> Texto de apoio:

== == ==

Pós Covid
De repente, acordei sem sentir o cheiro do café. Em seguida, o almoço se transformou num algodão molhado. Mesmo trivacinada, eu estava com Covid, a doença bandida que roubou de mim os prazeres de comer e beber.
Nosso repertório de memórias olfativas é parte do que somos. As lembranças são feitas de amores, cores, sons, aromas e sabores; sem os dois últimos as referências ficam capengas e ficamos sem chão. A gente só se dá conta disso quando perde o olfato e o paladar, como aconteceu comigo há cerca de um mês, quando passei a viver num planeta inodoro e insípido.

== == ==

> Dados brutos:
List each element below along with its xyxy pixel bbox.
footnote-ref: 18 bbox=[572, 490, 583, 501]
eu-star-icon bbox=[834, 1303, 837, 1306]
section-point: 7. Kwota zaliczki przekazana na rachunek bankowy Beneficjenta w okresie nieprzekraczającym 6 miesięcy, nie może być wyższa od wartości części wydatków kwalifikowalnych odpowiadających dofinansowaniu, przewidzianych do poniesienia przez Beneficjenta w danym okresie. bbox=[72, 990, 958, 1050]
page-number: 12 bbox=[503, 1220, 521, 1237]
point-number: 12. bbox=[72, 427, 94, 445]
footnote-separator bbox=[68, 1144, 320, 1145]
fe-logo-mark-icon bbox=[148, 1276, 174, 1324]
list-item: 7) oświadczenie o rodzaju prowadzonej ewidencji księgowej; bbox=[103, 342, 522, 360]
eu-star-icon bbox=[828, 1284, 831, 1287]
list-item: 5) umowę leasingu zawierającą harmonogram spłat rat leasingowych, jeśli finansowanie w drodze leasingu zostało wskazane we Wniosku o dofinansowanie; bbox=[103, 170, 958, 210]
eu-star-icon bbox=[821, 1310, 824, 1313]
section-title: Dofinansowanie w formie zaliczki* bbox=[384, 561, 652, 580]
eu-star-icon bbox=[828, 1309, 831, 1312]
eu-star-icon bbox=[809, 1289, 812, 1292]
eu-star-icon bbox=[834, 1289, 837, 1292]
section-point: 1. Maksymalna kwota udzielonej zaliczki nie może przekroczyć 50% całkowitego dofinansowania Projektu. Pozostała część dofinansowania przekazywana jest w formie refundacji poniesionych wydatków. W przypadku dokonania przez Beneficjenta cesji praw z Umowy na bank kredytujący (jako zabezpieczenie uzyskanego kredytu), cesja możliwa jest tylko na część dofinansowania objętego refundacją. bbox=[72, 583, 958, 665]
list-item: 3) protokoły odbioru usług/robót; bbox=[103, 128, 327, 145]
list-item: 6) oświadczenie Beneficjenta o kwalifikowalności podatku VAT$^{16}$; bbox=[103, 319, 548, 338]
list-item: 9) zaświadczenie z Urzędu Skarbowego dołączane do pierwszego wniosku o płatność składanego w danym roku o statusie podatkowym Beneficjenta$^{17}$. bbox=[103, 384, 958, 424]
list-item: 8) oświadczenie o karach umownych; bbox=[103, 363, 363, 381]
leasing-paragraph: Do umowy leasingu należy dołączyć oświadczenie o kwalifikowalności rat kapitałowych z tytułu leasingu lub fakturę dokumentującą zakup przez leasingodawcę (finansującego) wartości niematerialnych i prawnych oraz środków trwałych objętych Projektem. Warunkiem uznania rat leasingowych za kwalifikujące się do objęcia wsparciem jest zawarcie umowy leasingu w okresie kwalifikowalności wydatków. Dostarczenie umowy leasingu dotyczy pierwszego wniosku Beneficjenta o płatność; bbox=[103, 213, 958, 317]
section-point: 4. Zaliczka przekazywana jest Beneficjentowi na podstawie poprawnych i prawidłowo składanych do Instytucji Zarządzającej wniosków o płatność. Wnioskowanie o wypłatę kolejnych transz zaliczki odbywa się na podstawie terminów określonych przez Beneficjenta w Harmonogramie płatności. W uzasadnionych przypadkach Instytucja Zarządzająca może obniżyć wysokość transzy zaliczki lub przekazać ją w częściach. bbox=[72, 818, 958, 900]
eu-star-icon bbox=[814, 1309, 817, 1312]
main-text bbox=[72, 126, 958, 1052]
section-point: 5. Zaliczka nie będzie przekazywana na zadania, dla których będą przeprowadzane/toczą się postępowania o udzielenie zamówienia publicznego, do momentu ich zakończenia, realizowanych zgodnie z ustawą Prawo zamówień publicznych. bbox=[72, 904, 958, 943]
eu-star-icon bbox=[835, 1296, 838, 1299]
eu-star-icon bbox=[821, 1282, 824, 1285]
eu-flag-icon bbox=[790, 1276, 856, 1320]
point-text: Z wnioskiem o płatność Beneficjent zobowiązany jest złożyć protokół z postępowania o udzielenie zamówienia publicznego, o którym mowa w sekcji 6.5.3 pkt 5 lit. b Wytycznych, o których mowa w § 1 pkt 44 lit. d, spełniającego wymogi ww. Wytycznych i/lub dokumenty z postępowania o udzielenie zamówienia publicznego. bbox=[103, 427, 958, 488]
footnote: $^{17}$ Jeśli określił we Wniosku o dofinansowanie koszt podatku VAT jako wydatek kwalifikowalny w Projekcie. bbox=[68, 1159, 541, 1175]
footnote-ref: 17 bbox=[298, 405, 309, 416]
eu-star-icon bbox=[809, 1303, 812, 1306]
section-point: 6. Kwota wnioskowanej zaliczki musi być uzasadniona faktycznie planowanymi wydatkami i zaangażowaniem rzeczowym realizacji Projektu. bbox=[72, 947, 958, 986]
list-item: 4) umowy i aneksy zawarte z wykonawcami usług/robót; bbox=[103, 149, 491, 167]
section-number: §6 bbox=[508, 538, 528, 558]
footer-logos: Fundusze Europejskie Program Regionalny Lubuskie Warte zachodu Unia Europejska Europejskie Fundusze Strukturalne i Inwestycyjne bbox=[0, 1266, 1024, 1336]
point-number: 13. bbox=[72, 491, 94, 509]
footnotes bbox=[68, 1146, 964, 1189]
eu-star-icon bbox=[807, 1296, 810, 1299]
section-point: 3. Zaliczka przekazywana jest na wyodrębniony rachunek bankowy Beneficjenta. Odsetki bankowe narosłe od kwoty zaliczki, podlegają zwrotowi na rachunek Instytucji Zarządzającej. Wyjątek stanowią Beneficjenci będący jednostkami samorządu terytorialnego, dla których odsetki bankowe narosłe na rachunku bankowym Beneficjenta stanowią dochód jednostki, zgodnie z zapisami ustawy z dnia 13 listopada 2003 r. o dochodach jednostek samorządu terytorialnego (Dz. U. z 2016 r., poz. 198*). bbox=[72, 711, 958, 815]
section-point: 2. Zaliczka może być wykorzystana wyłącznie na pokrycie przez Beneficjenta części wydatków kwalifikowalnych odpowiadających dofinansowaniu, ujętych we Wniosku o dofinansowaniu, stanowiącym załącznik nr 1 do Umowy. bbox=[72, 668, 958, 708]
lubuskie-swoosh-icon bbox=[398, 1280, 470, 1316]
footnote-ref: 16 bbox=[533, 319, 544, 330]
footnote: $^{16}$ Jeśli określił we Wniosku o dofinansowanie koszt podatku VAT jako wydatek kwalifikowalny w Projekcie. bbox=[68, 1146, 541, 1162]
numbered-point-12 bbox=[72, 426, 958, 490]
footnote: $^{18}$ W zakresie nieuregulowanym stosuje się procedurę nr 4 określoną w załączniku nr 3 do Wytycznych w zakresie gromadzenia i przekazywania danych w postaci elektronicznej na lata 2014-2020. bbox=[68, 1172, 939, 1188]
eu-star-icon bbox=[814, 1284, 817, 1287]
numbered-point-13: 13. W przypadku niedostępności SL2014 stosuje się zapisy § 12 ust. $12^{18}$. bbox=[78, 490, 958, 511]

== == ==

> Questões:
A - Reproduza fielmente o trecho do texto sobre a perda do olfato e do paladar que começa em "Nosso repertório de" e vai até "inodoro e insípido.".
B - Dê continuidade ao texto sobre a perda do olfato e do paladar a partir do ponto em que ele termina.
O material acima provém de outra fonte.

> Respostas:
A -
Nosso repertório de memórias olfativas é parte do que somos. As lembranças são feitas de amores, cores, sons, aromas e sabores; sem os dois últimos as referências ficam capengas e ficamos sem chão. A gente só se dá conta disso quando perde o olfato e o paladar, como aconteceu comigo há cerca de um mês, quando passei a viver num planeta inodoro e insípido.

B -
Toda a construção de recordações, feita ao longo da vida, desapareceu. Não imagino viver sempre sem sentir os cheiros que evocam a infância, como os dos doces da vó, da banana amassada com canela da mãe, e o da casa sendo encerada. O que fazer sem os odores que foram se acumulando ao longo da vida, trazendo boas lembranças, como o perfume das mimosas no aniversário da mãe, marcando o frio do inverno? Ou o das flores dos cinamomos, trazendo a primavera? E o da terra molhada pela primeira chuva de verão? Como viver sem as morrinhas, como a do suor depois de uma grande caminhada, do limão estragado e do rastro da barata deixado num copo? Como ficar sem saber da necessidade urgente de um banho?